Everything in the listing should be restated word for word.

- MATERIAL -
════════
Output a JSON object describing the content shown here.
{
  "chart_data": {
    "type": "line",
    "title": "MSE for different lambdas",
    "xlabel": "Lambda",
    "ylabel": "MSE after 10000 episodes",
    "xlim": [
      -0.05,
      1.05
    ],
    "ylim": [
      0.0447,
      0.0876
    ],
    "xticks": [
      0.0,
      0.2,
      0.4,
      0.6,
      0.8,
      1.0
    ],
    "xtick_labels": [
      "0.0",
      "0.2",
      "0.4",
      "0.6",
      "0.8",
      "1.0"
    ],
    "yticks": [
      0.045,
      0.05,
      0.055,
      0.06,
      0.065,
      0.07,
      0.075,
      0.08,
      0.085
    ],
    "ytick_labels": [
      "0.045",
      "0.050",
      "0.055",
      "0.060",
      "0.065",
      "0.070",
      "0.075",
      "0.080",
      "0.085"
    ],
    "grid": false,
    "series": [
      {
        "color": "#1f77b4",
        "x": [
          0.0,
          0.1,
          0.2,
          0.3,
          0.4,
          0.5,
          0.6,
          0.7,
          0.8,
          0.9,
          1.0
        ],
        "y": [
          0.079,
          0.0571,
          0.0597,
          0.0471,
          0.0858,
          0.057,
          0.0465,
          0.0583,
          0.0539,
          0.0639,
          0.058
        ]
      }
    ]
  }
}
════════
- SOLUTION TO THIS TASK -
Output a JSON object describing the content shown here.
{
  "chart_data": {
    "type": "line",
    "title": "MSE for different lambdas",
    "xlabel": "Lambda",
    "ylabel": "MSE after 10000 episodes",
    "xlim": [
      -0.05,
      1.05
    ],
    "ylim": [
      0.0447,
      0.0876
    ],
    "xticks": [
      0.0,
      0.2,
      0.4,
      0.6,
      0.8,
      1.0
    ],
    "xtick_labels": [
      "0.0",
      "0.2",
      "0.4",
      "0.6",
      "0.8",
      "1.0"
    ],
    "yticks": [
      0.045,
      0.05,
      0.055,
      0.06,
      0.065,
      0.07,
      0.075,
      0.08,
      0.085
    ],
    "ytick_labels": [
      "0.045",
      "0.050",
      "0.055",
      "0.060",
      "0.065",
      "0.070",
      "0.075",
      "0.080",
      "0.085"
    ],
    "grid": false,
    "series": [
      {
        "color": "#1f77b4",
        "x": [
          0.0,
          0.1,
          0.2,
          0.3,
          0.4,
          0.5,
          0.6,
          0.7,
          0.8,
          0.9,
          1.0
        ],
        "y": [
          0.079,
          0.0571,
          0.0597,
          0.0471,
          0.0858,
          0.057,
          0.0465,
          0.0583,
          0.0539,
          0.0639,
          0.058
        ]
      }
    ]
  }
}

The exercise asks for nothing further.